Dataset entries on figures
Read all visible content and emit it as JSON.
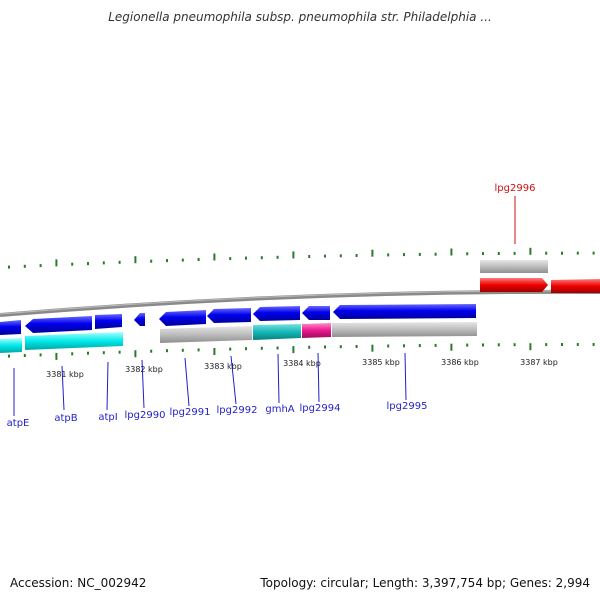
{
  "title": "Legionella pneumophila subsp. pneumophila str. Philadelphia ...",
  "footer": {
    "accession": "Accession: NC_002942",
    "topology": "Topology: circular; Length: 3,397,754 bp; Genes: 2,994"
  },
  "colors": {
    "backbone": "#8a8a8a",
    "forward_gene": "#0000ee",
    "reverse_gene_grey": "#bbbbbb",
    "cds_cyan": "#00e8e8",
    "cds_teal": "#14b8b8",
    "cds_magenta": "#e8188c",
    "highlight_gene": "#ee0000",
    "tick": "#2a7a2a",
    "label_blue": "#1f1fc8",
    "label_red": "#d01010"
  },
  "position_labels": [
    "3381 kbp",
    "3382 kbp",
    "3383 kbp",
    "3384 kbp",
    "3385 kbp",
    "3386 kbp",
    "3387 kbp"
  ],
  "genes": [
    {
      "name": "atpE",
      "color": "blue"
    },
    {
      "name": "atpB",
      "color": "blue"
    },
    {
      "name": "atpI",
      "color": "blue"
    },
    {
      "name": "lpg2990",
      "color": "blue"
    },
    {
      "name": "lpg2991",
      "color": "blue"
    },
    {
      "name": "lpg2992",
      "color": "blue"
    },
    {
      "name": "gmhA",
      "color": "blue"
    },
    {
      "name": "lpg2994",
      "color": "blue"
    },
    {
      "name": "lpg2995",
      "color": "blue"
    },
    {
      "name": "lpg2996",
      "color": "red"
    }
  ]
}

-- Activity --
Give the records back exactly, with no pictures.

-- Response area --
Read all visible content and emit it as JSON.
{
  "title": "Legionella pneumophila subsp. pneumophila str. Philadelphia ...",
  "footer": {
    "accession": "Accession: NC_002942",
    "topology": "Topology: circular; Length: 3,397,754 bp; Genes: 2,994"
  },
  "colors": {
    "backbone": "#8a8a8a",
    "forward_gene": "#0000ee",
    "reverse_gene_grey": "#bbbbbb",
    "cds_cyan": "#00e8e8",
    "cds_teal": "#14b8b8",
    "cds_magenta": "#e8188c",
    "highlight_gene": "#ee0000",
    "tick": "#2a7a2a",
    "label_blue": "#1f1fc8",
    "label_red": "#d01010"
  },
  "position_labels": [
    "3381 kbp",
    "3382 kbp",
    "3383 kbp",
    "3384 kbp",
    "3385 kbp",
    "3386 kbp",
    "3387 kbp"
  ],
  "genes": [
    {
      "name": "atpE",
      "color": "blue"
    },
    {
      "name": "atpB",
      "color": "blue"
    },
    {
      "name": "atpI",
      "color": "blue"
    },
    {
      "name": "lpg2990",
      "color": "blue"
    },
    {
      "name": "lpg2991",
      "color": "blue"
    },
    {
      "name": "lpg2992",
      "color": "blue"
    },
    {
      "name": "gmhA",
      "color": "blue"
    },
    {
      "name": "lpg2994",
      "color": "blue"
    },
    {
      "name": "lpg2995",
      "color": "blue"
    },
    {
      "name": "lpg2996",
      "color": "red"
    }
  ]
}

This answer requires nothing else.